Collected data entries:

=-=-=

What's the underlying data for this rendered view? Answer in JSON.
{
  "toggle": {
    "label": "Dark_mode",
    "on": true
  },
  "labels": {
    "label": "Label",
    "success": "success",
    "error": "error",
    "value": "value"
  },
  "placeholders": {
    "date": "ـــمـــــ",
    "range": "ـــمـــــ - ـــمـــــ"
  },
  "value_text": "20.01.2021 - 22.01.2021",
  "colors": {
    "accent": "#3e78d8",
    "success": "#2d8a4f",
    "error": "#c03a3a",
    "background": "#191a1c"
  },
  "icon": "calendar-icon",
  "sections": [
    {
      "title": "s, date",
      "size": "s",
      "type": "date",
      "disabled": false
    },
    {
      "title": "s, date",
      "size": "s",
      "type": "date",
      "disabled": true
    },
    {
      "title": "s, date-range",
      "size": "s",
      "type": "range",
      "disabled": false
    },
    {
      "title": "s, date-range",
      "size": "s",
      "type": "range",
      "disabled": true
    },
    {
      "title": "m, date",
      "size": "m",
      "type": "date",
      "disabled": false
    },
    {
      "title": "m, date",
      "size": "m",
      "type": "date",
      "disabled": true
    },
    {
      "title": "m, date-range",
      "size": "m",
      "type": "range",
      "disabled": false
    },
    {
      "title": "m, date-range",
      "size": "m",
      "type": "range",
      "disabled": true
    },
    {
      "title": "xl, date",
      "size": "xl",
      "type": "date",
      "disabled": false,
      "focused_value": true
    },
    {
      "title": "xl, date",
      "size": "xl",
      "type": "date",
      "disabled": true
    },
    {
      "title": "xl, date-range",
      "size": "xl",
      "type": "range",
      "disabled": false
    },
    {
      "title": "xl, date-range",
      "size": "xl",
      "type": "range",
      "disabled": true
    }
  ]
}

=-=-=

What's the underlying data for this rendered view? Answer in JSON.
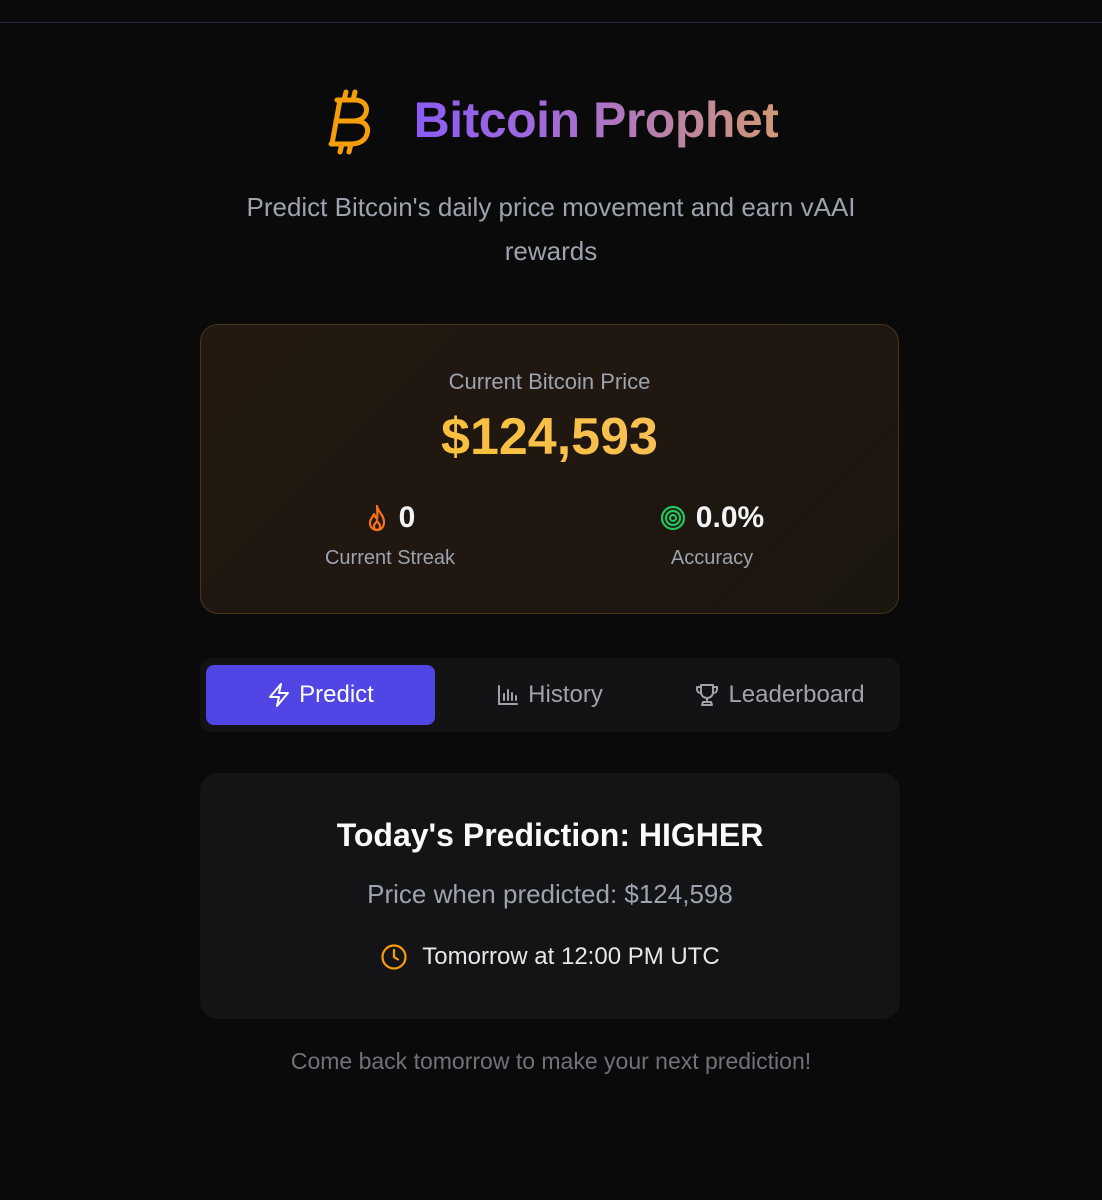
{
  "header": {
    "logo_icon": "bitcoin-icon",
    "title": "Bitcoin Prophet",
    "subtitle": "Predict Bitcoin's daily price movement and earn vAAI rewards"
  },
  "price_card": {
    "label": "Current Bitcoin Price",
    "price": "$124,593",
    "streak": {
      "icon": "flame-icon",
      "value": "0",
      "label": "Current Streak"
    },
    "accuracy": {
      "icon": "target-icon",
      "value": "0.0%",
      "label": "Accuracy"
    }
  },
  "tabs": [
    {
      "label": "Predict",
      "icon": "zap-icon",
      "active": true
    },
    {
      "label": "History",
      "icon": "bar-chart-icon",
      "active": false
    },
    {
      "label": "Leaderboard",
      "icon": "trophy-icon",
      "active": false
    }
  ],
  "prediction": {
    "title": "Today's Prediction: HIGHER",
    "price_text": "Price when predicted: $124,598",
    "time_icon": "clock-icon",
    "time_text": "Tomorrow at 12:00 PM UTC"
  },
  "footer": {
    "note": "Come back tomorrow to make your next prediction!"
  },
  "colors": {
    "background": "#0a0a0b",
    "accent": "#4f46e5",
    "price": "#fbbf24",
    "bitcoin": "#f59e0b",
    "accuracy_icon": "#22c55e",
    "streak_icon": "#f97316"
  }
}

=-=-=

Set task: Look for the word "Current" and return every line where it occurs.

Expected answer:
    "label": "Current Bitcoin Price",
      "label": "Current Streak"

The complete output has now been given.